'''

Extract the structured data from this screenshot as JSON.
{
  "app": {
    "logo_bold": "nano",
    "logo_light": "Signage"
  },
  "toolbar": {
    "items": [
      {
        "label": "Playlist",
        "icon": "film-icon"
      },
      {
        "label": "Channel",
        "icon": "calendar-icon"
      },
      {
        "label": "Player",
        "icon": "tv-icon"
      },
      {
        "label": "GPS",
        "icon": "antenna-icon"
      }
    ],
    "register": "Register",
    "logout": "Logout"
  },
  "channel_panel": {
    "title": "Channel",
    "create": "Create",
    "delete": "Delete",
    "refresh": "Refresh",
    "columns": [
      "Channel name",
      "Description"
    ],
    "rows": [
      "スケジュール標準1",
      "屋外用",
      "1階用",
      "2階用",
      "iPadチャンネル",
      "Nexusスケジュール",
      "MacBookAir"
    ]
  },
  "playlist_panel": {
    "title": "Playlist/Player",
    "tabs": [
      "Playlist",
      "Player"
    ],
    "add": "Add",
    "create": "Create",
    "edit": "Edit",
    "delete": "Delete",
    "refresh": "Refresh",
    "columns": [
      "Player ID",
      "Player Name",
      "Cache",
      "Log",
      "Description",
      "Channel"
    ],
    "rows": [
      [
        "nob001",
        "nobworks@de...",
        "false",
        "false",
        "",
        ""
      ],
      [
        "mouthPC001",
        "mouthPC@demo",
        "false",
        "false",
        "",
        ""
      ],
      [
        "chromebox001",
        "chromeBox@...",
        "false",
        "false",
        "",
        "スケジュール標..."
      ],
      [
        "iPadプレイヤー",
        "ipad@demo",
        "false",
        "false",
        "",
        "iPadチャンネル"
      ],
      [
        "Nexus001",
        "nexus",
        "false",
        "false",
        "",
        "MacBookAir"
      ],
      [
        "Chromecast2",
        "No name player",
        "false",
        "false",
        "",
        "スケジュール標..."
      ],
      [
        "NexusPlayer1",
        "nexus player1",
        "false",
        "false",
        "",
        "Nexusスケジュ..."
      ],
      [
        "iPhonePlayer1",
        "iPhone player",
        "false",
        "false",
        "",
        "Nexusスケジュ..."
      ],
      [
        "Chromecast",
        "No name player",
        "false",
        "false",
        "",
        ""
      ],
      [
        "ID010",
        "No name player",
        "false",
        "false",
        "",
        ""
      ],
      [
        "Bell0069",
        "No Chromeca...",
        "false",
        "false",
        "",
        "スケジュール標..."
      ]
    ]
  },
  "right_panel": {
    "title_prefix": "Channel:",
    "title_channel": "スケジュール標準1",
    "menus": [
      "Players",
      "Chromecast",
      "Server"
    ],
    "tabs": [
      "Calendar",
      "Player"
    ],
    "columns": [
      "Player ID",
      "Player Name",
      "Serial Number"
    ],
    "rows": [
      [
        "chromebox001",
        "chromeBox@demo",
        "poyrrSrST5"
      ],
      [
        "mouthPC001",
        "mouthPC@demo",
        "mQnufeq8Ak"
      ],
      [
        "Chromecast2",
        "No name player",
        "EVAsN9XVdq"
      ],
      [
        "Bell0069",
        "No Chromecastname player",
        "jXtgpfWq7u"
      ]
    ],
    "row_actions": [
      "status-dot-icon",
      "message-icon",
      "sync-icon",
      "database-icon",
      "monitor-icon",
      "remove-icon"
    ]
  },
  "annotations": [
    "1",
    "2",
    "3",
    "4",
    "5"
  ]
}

'''

● **GOAL**: Please reproduce all of the entries exactly as they stand.

● **EXERCISE SOLUTION**:
Extract the structured data from this screenshot as JSON.
{
  "app": {
    "logo_bold": "nano",
    "logo_light": "Signage"
  },
  "toolbar": {
    "items": [
      {
        "label": "Playlist",
        "icon": "film-icon"
      },
      {
        "label": "Channel",
        "icon": "calendar-icon"
      },
      {
        "label": "Player",
        "icon": "tv-icon"
      },
      {
        "label": "GPS",
        "icon": "antenna-icon"
      }
    ],
    "register": "Register",
    "logout": "Logout"
  },
  "channel_panel": {
    "title": "Channel",
    "create": "Create",
    "delete": "Delete",
    "refresh": "Refresh",
    "columns": [
      "Channel name",
      "Description"
    ],
    "rows": [
      "スケジュール標準1",
      "屋外用",
      "1階用",
      "2階用",
      "iPadチャンネル",
      "Nexusスケジュール",
      "MacBookAir"
    ]
  },
  "playlist_panel": {
    "title": "Playlist/Player",
    "tabs": [
      "Playlist",
      "Player"
    ],
    "add": "Add",
    "create": "Create",
    "edit": "Edit",
    "delete": "Delete",
    "refresh": "Refresh",
    "columns": [
      "Player ID",
      "Player Name",
      "Cache",
      "Log",
      "Description",
      "Channel"
    ],
    "rows": [
      [
        "nob001",
        "nobworks@de...",
        "false",
        "false",
        "",
        ""
      ],
      [
        "mouthPC001",
        "mouthPC@demo",
        "false",
        "false",
        "",
        ""
      ],
      [
        "chromebox001",
        "chromeBox@...",
        "false",
        "false",
        "",
        "スケジュール標..."
      ],
      [
        "iPadプレイヤー",
        "ipad@demo",
        "false",
        "false",
        "",
        "iPadチャンネル"
      ],
      [
        "Nexus001",
        "nexus",
        "false",
        "false",
        "",
        "MacBookAir"
      ],
      [
        "Chromecast2",
        "No name player",
        "false",
        "false",
        "",
        "スケジュール標..."
      ],
      [
        "NexusPlayer1",
        "nexus player1",
        "false",
        "false",
        "",
        "Nexusスケジュ..."
      ],
      [
        "iPhonePlayer1",
        "iPhone player",
        "false",
        "false",
        "",
        "Nexusスケジュ..."
      ],
      [
        "Chromecast",
        "No name player",
        "false",
        "false",
        "",
        ""
      ],
      [
        "ID010",
        "No name player",
        "false",
        "false",
        "",
        ""
      ],
      [
        "Bell0069",
        "No Chromeca...",
        "false",
        "false",
        "",
        "スケジュール標..."
      ]
    ]
  },
  "right_panel": {
    "title_prefix": "Channel:",
    "title_channel": "スケジュール標準1",
    "menus": [
      "Players",
      "Chromecast",
      "Server"
    ],
    "tabs": [
      "Calendar",
      "Player"
    ],
    "columns": [
      "Player ID",
      "Player Name",
      "Serial Number"
    ],
    "rows": [
      [
        "chromebox001",
        "chromeBox@demo",
        "poyrrSrST5"
      ],
      [
        "mouthPC001",
        "mouthPC@demo",
        "mQnufeq8Ak"
      ],
      [
        "Chromecast2",
        "No name player",
        "EVAsN9XVdq"
      ],
      [
        "Bell0069",
        "No Chromecastname player",
        "jXtgpfWq7u"
      ]
    ],
    "row_actions": [
      "status-dot-icon",
      "message-icon",
      "sync-icon",
      "database-icon",
      "monitor-icon",
      "remove-icon"
    ]
  },
  "annotations": [
    "1",
    "2",
    "3",
    "4",
    "5"
  ]
}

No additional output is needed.